-- start --
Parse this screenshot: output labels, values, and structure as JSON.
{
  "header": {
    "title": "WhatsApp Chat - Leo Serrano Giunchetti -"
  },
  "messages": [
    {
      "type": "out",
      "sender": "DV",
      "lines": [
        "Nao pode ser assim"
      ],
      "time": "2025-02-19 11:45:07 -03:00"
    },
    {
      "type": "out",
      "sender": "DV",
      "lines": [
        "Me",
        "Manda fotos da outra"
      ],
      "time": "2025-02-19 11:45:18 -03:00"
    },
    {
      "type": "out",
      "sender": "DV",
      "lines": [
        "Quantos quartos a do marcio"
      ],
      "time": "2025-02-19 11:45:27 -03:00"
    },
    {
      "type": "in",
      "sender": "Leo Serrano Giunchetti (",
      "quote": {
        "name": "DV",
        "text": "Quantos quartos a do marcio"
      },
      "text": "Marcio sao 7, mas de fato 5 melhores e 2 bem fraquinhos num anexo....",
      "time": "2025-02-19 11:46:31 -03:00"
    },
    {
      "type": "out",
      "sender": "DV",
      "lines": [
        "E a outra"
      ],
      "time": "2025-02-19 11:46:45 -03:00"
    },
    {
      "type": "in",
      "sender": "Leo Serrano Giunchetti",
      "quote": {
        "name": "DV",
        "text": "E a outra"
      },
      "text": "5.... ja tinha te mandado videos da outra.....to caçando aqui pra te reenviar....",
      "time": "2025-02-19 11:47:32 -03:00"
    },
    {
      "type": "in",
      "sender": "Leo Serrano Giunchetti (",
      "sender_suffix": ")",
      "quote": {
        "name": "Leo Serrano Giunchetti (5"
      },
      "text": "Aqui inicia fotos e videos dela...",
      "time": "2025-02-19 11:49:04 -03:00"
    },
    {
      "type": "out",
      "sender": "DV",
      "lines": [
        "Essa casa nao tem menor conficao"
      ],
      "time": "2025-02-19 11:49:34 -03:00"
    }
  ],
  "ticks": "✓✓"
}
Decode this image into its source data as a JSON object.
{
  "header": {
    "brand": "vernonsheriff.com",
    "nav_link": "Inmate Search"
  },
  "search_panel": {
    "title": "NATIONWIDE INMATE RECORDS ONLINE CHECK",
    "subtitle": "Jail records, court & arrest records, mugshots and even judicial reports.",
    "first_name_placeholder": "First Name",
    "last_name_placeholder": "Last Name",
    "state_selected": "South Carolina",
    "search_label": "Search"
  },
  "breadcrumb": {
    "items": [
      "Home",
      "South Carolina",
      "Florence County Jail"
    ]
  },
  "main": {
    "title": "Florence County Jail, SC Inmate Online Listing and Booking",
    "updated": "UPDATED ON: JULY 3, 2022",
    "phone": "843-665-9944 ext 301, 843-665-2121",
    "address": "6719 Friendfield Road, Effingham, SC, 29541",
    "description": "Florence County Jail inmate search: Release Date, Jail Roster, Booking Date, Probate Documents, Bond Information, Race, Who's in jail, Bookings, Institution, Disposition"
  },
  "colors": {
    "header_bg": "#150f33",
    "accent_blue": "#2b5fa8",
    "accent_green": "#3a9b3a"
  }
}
-- end --
TASK
Locate and copy each line in the data above that includes the word "fotos".

ANSWER IN FULL
        "Manda fotos da outra"
      "text": "Aqui inicia fotos e videos dela...",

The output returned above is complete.